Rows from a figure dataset
— Begin —

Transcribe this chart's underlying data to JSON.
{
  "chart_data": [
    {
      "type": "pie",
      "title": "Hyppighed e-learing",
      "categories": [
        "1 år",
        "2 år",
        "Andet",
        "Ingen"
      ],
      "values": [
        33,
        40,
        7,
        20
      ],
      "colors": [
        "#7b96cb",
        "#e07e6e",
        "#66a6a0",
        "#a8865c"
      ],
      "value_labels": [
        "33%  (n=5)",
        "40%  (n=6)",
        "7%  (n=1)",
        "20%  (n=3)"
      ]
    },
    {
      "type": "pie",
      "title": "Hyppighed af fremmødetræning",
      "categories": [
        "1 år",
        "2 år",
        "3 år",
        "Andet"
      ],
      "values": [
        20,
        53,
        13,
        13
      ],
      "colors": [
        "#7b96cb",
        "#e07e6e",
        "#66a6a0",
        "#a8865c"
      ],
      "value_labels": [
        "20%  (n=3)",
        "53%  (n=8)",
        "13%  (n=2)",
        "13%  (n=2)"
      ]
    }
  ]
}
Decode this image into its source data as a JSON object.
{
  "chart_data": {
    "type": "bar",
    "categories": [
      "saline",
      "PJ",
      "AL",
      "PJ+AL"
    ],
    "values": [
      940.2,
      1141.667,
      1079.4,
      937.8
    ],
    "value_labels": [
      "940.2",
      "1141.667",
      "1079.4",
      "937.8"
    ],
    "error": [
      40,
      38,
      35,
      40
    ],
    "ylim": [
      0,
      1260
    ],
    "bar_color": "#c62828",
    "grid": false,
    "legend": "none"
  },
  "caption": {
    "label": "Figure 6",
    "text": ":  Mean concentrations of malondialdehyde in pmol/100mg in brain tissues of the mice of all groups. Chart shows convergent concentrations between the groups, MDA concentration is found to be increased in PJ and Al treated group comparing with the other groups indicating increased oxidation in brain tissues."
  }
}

— End —

# OBJECTIVE:
Gather from the records above every line containing the string "Hyppighed".

# FINISHED TASK:
      "title": "Hyppighed e-learing",
      "title": "Hyppighed af fremmødetræning",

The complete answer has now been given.